Find each line with the word "Market" and copy it.

* begin RECORD EXTRACTS *

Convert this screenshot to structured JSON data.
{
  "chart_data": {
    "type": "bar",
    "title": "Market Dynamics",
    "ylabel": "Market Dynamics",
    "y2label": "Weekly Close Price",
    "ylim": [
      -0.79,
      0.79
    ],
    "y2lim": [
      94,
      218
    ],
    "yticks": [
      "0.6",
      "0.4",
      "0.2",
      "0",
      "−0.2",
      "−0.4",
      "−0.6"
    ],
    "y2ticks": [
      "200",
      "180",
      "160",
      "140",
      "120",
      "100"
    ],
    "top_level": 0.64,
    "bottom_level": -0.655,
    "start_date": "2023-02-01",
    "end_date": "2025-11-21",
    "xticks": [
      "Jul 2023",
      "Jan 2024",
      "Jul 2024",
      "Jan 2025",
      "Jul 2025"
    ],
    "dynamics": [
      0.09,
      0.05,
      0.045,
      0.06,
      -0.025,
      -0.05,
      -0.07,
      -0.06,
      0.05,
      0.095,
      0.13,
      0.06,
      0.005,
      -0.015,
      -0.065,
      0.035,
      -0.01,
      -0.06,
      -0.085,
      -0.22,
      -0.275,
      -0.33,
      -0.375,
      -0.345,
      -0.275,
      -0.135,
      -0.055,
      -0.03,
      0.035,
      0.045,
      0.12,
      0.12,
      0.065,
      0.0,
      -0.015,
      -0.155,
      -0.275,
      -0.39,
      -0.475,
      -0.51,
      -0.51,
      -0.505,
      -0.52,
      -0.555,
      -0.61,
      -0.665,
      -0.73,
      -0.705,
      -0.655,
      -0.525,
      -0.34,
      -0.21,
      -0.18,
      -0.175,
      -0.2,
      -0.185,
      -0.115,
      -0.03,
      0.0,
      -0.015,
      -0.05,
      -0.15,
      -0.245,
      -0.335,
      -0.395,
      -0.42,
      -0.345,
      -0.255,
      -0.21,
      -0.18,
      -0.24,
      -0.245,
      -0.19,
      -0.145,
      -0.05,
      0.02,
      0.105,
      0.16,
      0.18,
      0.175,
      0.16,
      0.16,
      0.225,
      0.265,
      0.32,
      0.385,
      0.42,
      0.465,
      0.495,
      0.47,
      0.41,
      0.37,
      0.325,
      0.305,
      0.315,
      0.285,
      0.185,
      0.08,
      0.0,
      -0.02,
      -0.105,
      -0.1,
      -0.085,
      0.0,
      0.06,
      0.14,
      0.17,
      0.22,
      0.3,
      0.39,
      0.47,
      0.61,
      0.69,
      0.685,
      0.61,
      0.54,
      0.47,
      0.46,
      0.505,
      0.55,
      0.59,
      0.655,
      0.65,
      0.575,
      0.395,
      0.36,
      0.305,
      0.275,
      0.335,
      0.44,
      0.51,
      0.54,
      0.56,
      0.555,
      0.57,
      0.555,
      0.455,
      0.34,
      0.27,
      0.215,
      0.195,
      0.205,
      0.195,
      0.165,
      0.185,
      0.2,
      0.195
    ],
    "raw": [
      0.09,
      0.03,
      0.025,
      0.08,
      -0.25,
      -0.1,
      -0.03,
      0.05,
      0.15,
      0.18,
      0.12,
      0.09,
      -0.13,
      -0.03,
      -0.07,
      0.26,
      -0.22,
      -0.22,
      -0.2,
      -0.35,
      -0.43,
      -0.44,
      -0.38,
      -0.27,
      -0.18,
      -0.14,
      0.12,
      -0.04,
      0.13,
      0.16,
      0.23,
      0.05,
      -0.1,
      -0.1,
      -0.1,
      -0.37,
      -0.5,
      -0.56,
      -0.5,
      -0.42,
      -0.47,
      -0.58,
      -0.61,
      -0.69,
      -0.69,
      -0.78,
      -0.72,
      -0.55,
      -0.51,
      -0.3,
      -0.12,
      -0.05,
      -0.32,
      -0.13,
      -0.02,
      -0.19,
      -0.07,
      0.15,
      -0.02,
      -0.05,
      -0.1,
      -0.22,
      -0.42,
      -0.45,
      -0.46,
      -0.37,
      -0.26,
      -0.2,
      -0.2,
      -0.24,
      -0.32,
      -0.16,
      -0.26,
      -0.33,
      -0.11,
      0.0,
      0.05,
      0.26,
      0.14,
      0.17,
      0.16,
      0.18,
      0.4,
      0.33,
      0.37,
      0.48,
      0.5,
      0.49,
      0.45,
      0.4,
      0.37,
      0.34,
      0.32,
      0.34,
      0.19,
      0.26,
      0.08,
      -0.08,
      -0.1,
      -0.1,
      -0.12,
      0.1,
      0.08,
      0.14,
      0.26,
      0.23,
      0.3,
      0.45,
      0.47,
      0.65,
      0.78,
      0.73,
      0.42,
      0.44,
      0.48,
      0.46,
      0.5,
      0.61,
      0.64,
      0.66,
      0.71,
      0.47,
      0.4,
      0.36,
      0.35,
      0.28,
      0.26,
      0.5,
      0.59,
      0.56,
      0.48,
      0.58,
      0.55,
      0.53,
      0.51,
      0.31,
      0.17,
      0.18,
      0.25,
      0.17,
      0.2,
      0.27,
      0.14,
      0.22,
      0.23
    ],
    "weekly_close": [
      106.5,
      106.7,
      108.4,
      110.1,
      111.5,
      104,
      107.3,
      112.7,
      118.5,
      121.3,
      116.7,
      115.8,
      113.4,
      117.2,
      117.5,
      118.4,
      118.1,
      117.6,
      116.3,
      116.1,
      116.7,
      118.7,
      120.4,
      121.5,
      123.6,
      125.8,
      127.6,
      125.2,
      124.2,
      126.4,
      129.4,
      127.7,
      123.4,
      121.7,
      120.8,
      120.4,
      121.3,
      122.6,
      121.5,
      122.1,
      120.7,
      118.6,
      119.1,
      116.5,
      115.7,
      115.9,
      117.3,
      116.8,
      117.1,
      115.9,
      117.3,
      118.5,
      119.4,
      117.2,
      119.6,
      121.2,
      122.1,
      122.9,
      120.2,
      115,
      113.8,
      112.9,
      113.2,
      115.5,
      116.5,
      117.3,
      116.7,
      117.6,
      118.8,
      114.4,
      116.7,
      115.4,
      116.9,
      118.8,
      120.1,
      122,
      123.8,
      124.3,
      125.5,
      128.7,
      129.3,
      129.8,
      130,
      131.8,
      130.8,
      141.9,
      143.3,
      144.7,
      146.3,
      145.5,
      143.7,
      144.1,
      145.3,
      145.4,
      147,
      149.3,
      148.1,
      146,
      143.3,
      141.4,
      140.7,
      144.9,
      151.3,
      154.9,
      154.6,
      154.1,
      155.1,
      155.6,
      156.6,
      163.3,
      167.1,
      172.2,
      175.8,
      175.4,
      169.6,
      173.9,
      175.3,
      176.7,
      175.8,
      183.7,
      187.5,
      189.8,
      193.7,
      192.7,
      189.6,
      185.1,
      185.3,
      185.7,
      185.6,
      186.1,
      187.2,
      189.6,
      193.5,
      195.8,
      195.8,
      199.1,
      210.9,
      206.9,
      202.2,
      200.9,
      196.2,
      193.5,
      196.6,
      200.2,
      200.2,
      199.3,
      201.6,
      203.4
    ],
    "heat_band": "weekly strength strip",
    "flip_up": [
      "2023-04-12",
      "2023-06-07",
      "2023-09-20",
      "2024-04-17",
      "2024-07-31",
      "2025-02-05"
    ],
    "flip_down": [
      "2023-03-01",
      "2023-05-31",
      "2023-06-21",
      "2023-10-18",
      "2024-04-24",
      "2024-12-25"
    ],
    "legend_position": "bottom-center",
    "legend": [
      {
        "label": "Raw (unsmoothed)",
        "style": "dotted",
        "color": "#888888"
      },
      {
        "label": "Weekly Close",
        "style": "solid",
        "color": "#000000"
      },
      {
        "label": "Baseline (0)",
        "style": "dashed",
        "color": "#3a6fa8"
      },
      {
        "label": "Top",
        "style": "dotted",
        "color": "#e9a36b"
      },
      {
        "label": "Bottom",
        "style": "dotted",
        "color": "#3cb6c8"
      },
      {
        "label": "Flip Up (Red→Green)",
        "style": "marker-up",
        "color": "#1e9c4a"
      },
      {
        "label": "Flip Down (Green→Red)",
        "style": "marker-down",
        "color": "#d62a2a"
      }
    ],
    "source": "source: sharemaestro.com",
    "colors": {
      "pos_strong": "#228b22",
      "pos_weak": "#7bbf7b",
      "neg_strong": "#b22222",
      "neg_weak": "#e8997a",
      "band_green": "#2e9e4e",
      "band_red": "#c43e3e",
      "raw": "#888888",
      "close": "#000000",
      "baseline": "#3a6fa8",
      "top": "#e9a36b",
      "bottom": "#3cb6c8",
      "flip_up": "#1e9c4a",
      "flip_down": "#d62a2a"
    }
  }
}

* end RECORD EXTRACTS *

ANSWER TO THE EXERCISE -
    "title": "Market Dynamics",
    "ylabel": "Market Dynamics",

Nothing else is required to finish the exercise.